* YOUR TASKS *
a) According to the QuarkXPress 5.0 article, how much does avenue.quark cost?
b) Reproduce the QuarkXPress 5.0 article, starting with "When Quark founder" and going on through "corporate communications manager.".
c) Resume the QuarkXPress 5.0 article after its final sentence.

When Quark founder Tim Gill accepted a Lifetime Achievement Award at Macworld magazine’s recent Editor’s Choice Awards ceremony, he quipped that one of the nice aspects of leaving the company was that he wouldn’t have to answer questions about “when QuarkXPress 5.0 is going to ship.”
Quark originally said it would ship the upgrade of its flagship page-layout software in late 2000. But the company, trying to avoid the reliability problems that beset QuarkXPress 4.0, is now targeting late spring for extensive beta testing, said Glen Turpin, Quark’s corporate communications manager.
The developer, he said, recently completed extensive in-house testing of QuarkXPress 5.0, and has distributed a pre-release version to a small group of users. In about a month, Quark plans to offer the software to a larger group that includes digital imaging services and software trainers in Quark’s ServicePlus member program. The company plans to incorporate feedback from those users before launching the wider beta program this spring.
Extensive QA
“QuarkXPress 5.0 is going to be most tested version of QuarkXPress ever,” Turpin said, acknowledging that Quark “lost a lot of trust with our customers” when it shipped version 4 with a variety of bugs, prompting loud complaints from professional users. “That was a hard lesson for us,” he said. “But it was a lesson we learned. We don’t want to make that same mistake again with QuarkXPress 5.0. When it ships we want it to be ready to do the job.”
New features in the page-layout software include the ability to work with layers, edit tables and create HTML-based Web pages. The program will also be bundled with avenue.quark, a US$199 program for automated XML-based Web publishing. However, Turpin said that Quark has not set a price for the upgrade.

[Dataset entries]
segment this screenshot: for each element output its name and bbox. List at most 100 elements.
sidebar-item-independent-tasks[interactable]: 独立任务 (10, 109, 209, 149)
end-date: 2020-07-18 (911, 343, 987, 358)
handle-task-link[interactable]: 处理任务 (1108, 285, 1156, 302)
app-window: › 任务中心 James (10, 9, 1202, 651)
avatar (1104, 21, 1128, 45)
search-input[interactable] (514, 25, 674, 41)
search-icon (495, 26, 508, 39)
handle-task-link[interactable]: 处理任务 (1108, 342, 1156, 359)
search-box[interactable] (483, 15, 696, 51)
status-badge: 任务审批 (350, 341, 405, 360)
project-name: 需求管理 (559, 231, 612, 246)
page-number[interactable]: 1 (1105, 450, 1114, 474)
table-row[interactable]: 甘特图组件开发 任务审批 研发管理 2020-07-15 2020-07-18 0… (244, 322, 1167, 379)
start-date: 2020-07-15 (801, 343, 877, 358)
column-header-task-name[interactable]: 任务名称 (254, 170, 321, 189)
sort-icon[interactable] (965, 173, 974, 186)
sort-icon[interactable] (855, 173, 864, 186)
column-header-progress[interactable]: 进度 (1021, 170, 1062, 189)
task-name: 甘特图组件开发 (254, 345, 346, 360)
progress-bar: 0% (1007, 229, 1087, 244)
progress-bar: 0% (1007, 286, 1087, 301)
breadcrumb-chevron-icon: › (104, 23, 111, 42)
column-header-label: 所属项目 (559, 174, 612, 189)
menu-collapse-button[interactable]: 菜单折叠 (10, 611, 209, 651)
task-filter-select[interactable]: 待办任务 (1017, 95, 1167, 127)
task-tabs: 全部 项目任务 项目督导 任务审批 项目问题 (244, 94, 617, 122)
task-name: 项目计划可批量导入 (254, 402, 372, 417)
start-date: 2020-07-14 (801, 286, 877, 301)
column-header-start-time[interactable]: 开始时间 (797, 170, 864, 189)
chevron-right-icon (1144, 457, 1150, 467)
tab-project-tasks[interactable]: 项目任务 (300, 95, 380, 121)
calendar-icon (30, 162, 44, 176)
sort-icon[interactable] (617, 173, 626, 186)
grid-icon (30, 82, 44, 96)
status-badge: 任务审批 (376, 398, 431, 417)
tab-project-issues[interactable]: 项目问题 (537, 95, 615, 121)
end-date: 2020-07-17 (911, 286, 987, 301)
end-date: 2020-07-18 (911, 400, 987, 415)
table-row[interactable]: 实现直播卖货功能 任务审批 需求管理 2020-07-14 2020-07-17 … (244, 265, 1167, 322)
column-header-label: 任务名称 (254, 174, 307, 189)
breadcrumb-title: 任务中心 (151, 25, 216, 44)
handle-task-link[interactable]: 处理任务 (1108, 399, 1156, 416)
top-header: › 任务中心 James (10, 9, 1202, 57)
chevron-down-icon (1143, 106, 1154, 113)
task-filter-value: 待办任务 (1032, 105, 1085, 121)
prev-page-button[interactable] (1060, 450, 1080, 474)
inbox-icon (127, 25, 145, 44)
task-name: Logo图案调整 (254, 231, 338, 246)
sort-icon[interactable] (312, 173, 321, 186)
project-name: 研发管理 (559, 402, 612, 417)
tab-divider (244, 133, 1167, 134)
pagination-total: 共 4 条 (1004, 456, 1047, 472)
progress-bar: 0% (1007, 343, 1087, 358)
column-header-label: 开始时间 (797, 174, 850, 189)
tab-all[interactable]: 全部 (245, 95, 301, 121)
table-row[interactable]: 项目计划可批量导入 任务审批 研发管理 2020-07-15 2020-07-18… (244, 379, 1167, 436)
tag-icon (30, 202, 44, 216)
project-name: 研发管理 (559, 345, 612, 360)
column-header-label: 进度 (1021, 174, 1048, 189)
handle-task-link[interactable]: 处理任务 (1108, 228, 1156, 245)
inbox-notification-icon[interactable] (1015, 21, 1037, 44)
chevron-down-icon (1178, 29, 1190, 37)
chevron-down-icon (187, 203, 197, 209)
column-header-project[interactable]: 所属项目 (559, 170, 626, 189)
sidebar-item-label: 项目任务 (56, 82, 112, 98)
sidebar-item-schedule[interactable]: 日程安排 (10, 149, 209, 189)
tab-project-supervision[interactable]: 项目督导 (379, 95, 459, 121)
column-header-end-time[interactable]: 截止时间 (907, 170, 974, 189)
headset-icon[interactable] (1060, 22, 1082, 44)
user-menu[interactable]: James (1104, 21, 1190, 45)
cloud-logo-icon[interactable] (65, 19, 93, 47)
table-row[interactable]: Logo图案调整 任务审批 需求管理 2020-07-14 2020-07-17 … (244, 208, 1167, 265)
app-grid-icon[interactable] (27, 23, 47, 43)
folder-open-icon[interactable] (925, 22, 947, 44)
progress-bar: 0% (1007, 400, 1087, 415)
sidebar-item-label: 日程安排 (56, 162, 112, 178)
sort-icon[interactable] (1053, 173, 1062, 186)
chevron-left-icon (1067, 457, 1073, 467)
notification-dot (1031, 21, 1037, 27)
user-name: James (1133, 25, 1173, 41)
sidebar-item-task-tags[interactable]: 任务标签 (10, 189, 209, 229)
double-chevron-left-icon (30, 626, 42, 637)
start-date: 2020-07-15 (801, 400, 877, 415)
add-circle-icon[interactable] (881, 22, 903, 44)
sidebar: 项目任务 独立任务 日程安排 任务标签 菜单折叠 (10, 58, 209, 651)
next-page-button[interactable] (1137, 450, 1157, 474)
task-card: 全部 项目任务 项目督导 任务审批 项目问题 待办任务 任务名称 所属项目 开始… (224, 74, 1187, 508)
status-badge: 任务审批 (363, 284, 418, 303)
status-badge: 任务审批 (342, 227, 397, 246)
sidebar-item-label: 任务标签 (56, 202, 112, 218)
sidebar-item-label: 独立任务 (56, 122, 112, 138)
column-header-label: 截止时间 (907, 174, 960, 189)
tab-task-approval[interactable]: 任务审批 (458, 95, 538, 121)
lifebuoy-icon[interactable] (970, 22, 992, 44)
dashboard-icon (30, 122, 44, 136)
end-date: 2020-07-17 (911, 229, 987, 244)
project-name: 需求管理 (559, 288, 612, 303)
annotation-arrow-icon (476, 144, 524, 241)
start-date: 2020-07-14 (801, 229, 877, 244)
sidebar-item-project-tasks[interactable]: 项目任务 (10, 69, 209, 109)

* RESPONSES IN ORDER *
a) US$199.

b)
When Quark founder Tim Gill accepted a Lifetime Achievement Award at Macworld magazine’s recent Editor’s Choice Awards ceremony, he quipped that one of the nice aspects of leaving the company was that he wouldn’t have to answer questions about “when QuarkXPress 5.0 is going to ship.”
Quark originally said it would ship the upgrade of its flagship page-layout software in late 2000. But the company, trying to avoid the reliability problems that beset QuarkXPress 4.0, is now targeting late spring for extensive beta testing, said Glen Turpin, Quark’s corporate communications manager.

c)
QuarkXPress 5.0 will not be Carbonized, Turpin said. “By the time we got a really good build of OS X, we were already engineering complete on 5.0 and had begun testing,” he explained. “Going back to create a Carbonized version would have put us way behind schedule.” It will run in OS X’s Classic environment — which means it won’t take advantage of OS X’s modern OS features — and a future version will run natively under OS X, Turpin said.
Turpin added that QuarkXPress 5.0 would run only on Power Macs. “That was a tough decision for us,” he said, since a large portion of Quark’s customers still use older 68K machines. He noted that a native OS X version of QuarkXPress would have even more-stringent hardware requirements, since OS X will run only on G3 and G4 systems released after September 1998.
Because the page-layout upgrade won’t be ready to ship in time, Turpin said the company does not plan to exhibit at the Seybold Seminars 2001 Boston publishing trade show, which runs April 10-12. However, Quark co-founder and CEO Fred Ebrahimi is scheduled to give a keynote address on April 12, at which he’s likely to demonstrate the upgrade’s new features.
Other products
Quark has other products in the pipeline. CopyDesk SE, a standalone version of the Quark Publishing System’s CopyDesk module, is scheduled to ship in less than two months. Designed for writers and editors, CopyDesk SE includes all of the typographic controls in QuarkXPress, but at $300, costs less than a third of the price of the flagship program.
“We know this will cut into QuarkXPress sales a little bit,” Turpin said, “but we want to give people the right tool for the job.” Quark also licenses developer kits for companies that want to create CopyDesk SE Xtensions and custom workflow software for publishers.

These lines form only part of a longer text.